*Exercise task*.
Rewrite the lines below, swapping every "bar-segment" for "bar" and keeping everything else the same. Leave the pictures out of your answer.
_ _ _
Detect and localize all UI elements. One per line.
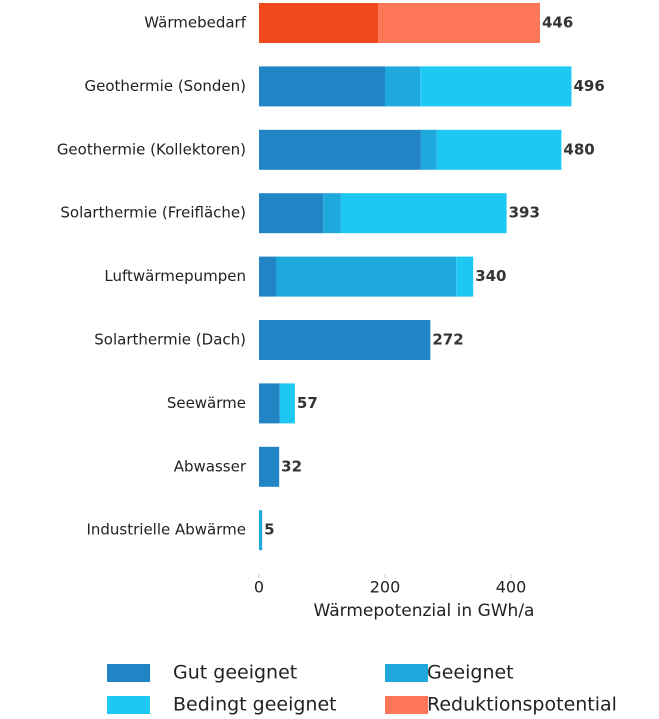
- legend-label: Reduktionspotential: [427, 694, 617, 716]
- legend-swatch: [107, 696, 150, 714]
- bar-segment: [259, 3, 379, 43]
- legend-swatch: [385, 696, 428, 714]
- x-tick-label: 400: [496, 578, 527, 597]
- bar-segment: [420, 129, 437, 170]
- total-label: 480: [563, 140, 594, 158]
- legend-label: Gut geeignet: [173, 662, 297, 684]
- bar-segment: [259, 510, 263, 551]
- y-tick-label: Abwasser: [174, 457, 247, 475]
- bar-segment: [340, 193, 507, 234]
- total-label: 496: [573, 77, 604, 95]
- total-label: 32: [281, 457, 302, 475]
- total-label: 340: [475, 267, 506, 285]
- bar-segment: [276, 256, 457, 297]
- bar-segment: [385, 66, 421, 107]
- y-tick-label: Geothermie (Kollektoren): [57, 140, 246, 158]
- y-tick-label: Seewärme: [167, 394, 246, 412]
- bar-segment: [436, 129, 562, 170]
- total-label: 446: [542, 14, 573, 32]
- y-tick-label: Industrielle Abwärme: [86, 521, 246, 539]
- bar-segment: [259, 446, 280, 487]
- y-tick-label: Geothermie (Sonden): [85, 77, 247, 95]
- x-axis-title: Wärmepotenzial in GWh/a: [314, 601, 535, 621]
- legend-swatch: [385, 664, 428, 682]
- bar-segment: [259, 256, 277, 297]
- bar-segment: [456, 256, 474, 297]
- bar-segment: [378, 3, 540, 43]
- bar-segment: [259, 320, 431, 360]
- legend-label: Geeignet: [427, 662, 514, 684]
- total-label: 5: [264, 521, 274, 539]
- y-tick-label: Solarthermie (Freifläche): [60, 204, 246, 222]
- bar-segment: [259, 66, 385, 107]
- legend-label: Bedingt geeignet: [173, 694, 337, 716]
- bar-segment: [279, 383, 295, 424]
- y-tick-label: Solarthermie (Dach): [94, 331, 246, 349]
- x-tick-label: 200: [370, 578, 401, 597]
- y-tick-label: Luftwärmepumpen: [104, 267, 246, 285]
- bar-segment: [259, 383, 280, 424]
- y-tick-label: Wärmebedarf: [144, 14, 246, 32]
- legend-swatch: [107, 664, 150, 682]
- bar-segment: [259, 193, 324, 234]
- bar-segment: [259, 129, 421, 170]
- bar-segment: [420, 66, 572, 107]
- total-label: 393: [509, 204, 540, 222]
- x-tick-label: 0: [254, 578, 264, 597]
- total-label: 272: [432, 331, 463, 349]
- bar-segment: [323, 193, 341, 234]
- total-label: 57: [297, 394, 318, 412]
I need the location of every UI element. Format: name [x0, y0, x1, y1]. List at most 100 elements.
_ _ _
*Answer to the exercise*.
Detect and localize all UI elements. One per line.
- legend-label: Reduktionspotential: [427, 694, 617, 716]
- legend-swatch: [107, 696, 150, 714]
- bar: [259, 3, 379, 43]
- legend-swatch: [385, 696, 428, 714]
- x-tick-label: 400: [496, 578, 527, 597]
- bar: [420, 129, 437, 170]
- total-label: 480: [563, 140, 594, 158]
- legend-label: Gut geeignet: [173, 662, 297, 684]
- bar: [259, 510, 263, 551]
- y-tick-label: Abwasser: [174, 457, 247, 475]
- bar: [340, 193, 507, 234]
- total-label: 496: [573, 77, 604, 95]
- total-label: 32: [281, 457, 302, 475]
- total-label: 340: [475, 267, 506, 285]
- bar: [276, 256, 457, 297]
- bar: [385, 66, 421, 107]
- y-tick-label: Geothermie (Kollektoren): [57, 140, 246, 158]
- y-tick-label: Seewärme: [167, 394, 246, 412]
- bar: [436, 129, 562, 170]
- total-label: 446: [542, 14, 573, 32]
- y-tick-label: Industrielle Abwärme: [86, 521, 246, 539]
- bar: [259, 446, 280, 487]
- y-tick-label: Geothermie (Sonden): [85, 77, 247, 95]
- x-axis-title: Wärmepotenzial in GWh/a: [314, 601, 535, 621]
- legend-swatch: [385, 664, 428, 682]
- bar: [259, 256, 277, 297]
- bar: [456, 256, 474, 297]
- bar: [378, 3, 540, 43]
- bar: [259, 320, 431, 360]
- legend-label: Geeignet: [427, 662, 514, 684]
- total-label: 5: [264, 521, 274, 539]
- y-tick-label: Solarthermie (Freifläche): [60, 204, 246, 222]
- bar: [259, 66, 385, 107]
- legend-label: Bedingt geeignet: [173, 694, 337, 716]
- bar: [279, 383, 295, 424]
- y-tick-label: Solarthermie (Dach): [94, 331, 246, 349]
- x-tick-label: 200: [370, 578, 401, 597]
- y-tick-label: Luftwärmepumpen: [104, 267, 246, 285]
- bar: [259, 383, 280, 424]
- y-tick-label: Wärmebedarf: [144, 14, 246, 32]
- legend-swatch: [107, 664, 150, 682]
- bar: [259, 193, 324, 234]
- bar: [259, 129, 421, 170]
- bar: [420, 66, 572, 107]
- total-label: 393: [509, 204, 540, 222]
- x-tick-label: 0: [254, 578, 264, 597]
- total-label: 272: [432, 331, 463, 349]
- bar: [323, 193, 341, 234]
- total-label: 57: [297, 394, 318, 412]
I need the location of every UI element. Format: name [x0, y0, x1, y1]. List at most 100 elements.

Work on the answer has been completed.